▶ **DATASET RECORDS**

********

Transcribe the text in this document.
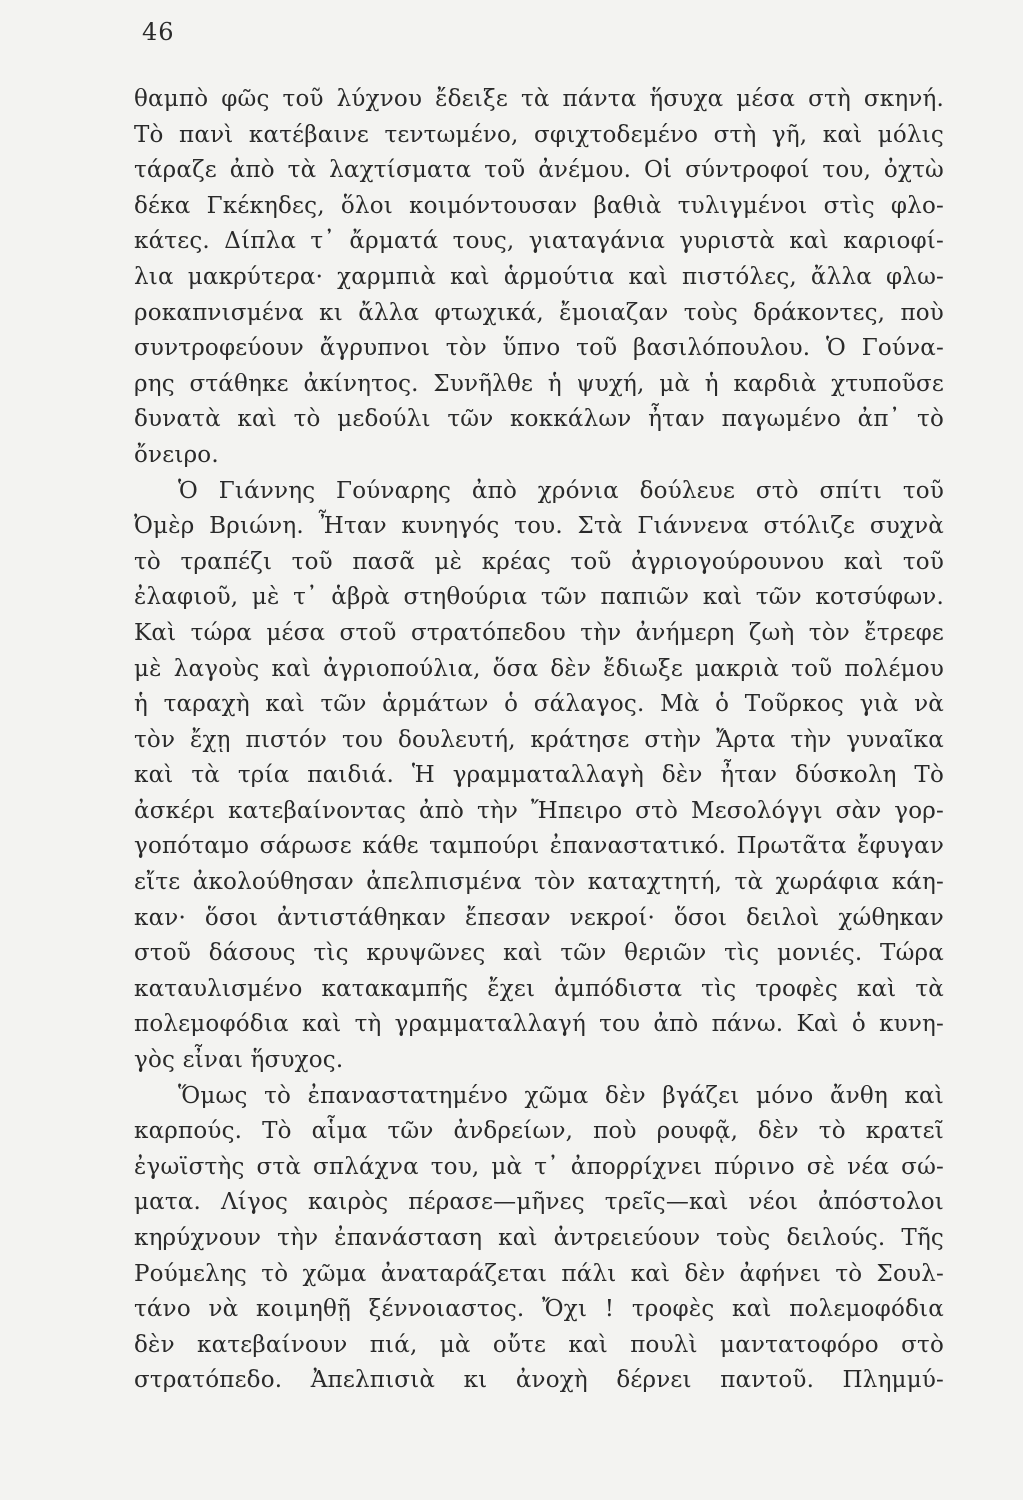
46
θαμπὸ φῶς τοῦ λύχνου ἔδειξε τὰ πάντα ἥσυχα μέσα στὴ σκηνή.
Τὸ πανὶ κατέβαινε τεντωμένο, σφιχτοδεμένο στὴ γῆ, καὶ μόλις
τάραζε ἀπὸ τὰ λαχτίσματα τοῦ ἀνέμου. Οἱ σύντροφοί του, ὀχτὼ
δέκα Γκέκηδες, ὅλοι κοιμόντουσαν βαθιὰ τυλιγμένοι στὶς φλο-
κάτες. Δίπλα τ᾿ ἄρματά τους, γιαταγάνια γυριστὰ καὶ καριοφί-
λια μακρύτερα· χαρμπιὰ καὶ ἁρμούτια καὶ πιστόλες, ἄλλα φλω-
ροκαπνισμένα κι ἄλλα φτωχικά, ἔμοιαζαν τοὺς δράκοντες, ποὺ
συντροφεύουν ἄγρυπνοι τὸν ὕπνο τοῦ βασιλόπουλου. Ὁ Γούνα-
ρης στάθηκε ἀκίνητος. Συνῆλθε ἡ ψυχή, μὰ ἡ καρδιὰ χτυποῦσε
δυνατὰ καὶ τὸ μεδούλι τῶν κοκκάλων ἦταν παγωμένο ἀπ᾿ τὸ
ὄνειρο.
Ὁ Γιάννης Γούναρης ἀπὸ χρόνια δούλευε στὸ σπίτι τοῦ
Ὀμὲρ Βριώνη. Ἦταν κυνηγός του. Στὰ Γιάννενα στόλιζε συχνὰ
τὸ τραπέζι τοῦ πασᾶ μὲ κρέας τοῦ ἀγριογούρουνου καὶ τοῦ
ἐλαφιοῦ, μὲ τ᾿ ἁβρὰ στηθούρια τῶν παπιῶν καὶ τῶν κοτσύφων.
Καὶ τώρα μέσα στοῦ στρατόπεδου τὴν ἀνήμερη ζωὴ τὸν ἔτρεφε
μὲ λαγοὺς καὶ ἀγριοπούλια, ὅσα δὲν ἔδιωξε μακριὰ τοῦ πολέμου
ἡ ταραχὴ καὶ τῶν ἁρμάτων ὁ σάλαγος. Μὰ ὁ Τοῦρκος γιὰ νὰ
τὸν ἔχῃ πιστόν του δουλευτή, κράτησε στὴν Ἄρτα τὴν γυναῖκα
καὶ τὰ τρία παιδιά. Ἡ γραμματαλλαγὴ δὲν ἦταν δύσκολη Τὸ
ἀσκέρι κατεβαίνοντας ἀπὸ τὴν Ἤπειρο στὸ Μεσολόγγι σὰν γορ-
γοπόταμο σάρωσε κάθε ταμπούρι ἐπαναστατικό. Πρωτᾶτα ἔφυγαν
εἴτε ἀκολούθησαν ἀπελπισμένα τὸν καταχτητή, τὰ χωράφια κάη-
καν· ὅσοι ἀντιστάθηκαν ἔπεσαν νεκροί· ὅσοι δειλοὶ χώθηκαν
στοῦ δάσους τὶς κρυψῶνες καὶ τῶν θεριῶν τὶς μονιές. Τώρα
καταυλισμένο κατακαμπῆς ἔχει ἀμπόδιστα τὶς τροφὲς καὶ τὰ
πολεμοφόδια καὶ τὴ γραμματαλλαγή του ἀπὸ πάνω. Καὶ ὁ κυνη-
γὸς εἶναι ἥσυχος.
Ὅμως τὸ ἐπαναστατημένο χῶμα δὲν βγάζει μόνο ἄνθη καὶ
καρπούς. Τὸ αἷμα τῶν ἀνδρείων, ποὺ ρουφᾷ, δὲν τὸ κρατεῖ
ἐγωϊστὴς στὰ σπλάχνα του, μὰ τ᾿ ἀπορρίχνει πύρινο σὲ νέα σώ-
ματα. Λίγος καιρὸς πέρασε—μῆνες τρεῖς—καὶ νέοι ἀπόστολοι
κηρύχνουν τὴν ἐπανάσταση καὶ ἀντρειεύουν τοὺς δειλούς. Τῆς
Ρούμελης τὸ χῶμα ἀναταράζεται πάλι καὶ δὲν ἀφήνει τὸ Σουλ-
τάνο νὰ κοιμηθῇ ξέννοιαστος. Ὄχι ! τροφὲς καὶ πολεμοφόδια
δὲν κατεβαίνουν πιά, μὰ οὔτε καὶ πουλὶ μαντατοφόρο στὸ
στρατόπεδο. Ἀπελπισιὰ κι ἀνοχὴ δέρνει παντοῦ. Πλημμύ-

********

From the listing, copy each line containing the word "πολεμοφόδια".

▶ **ANSWER IN FULL**
πολεμοφόδια καὶ τὴ γραμματαλλαγή του ἀπὸ πάνω. Καὶ ὁ κυνη-
τάνο νὰ κοιμηθῇ ξέννοιαστος. Ὄχι ! τροφὲς καὶ πολεμοφόδια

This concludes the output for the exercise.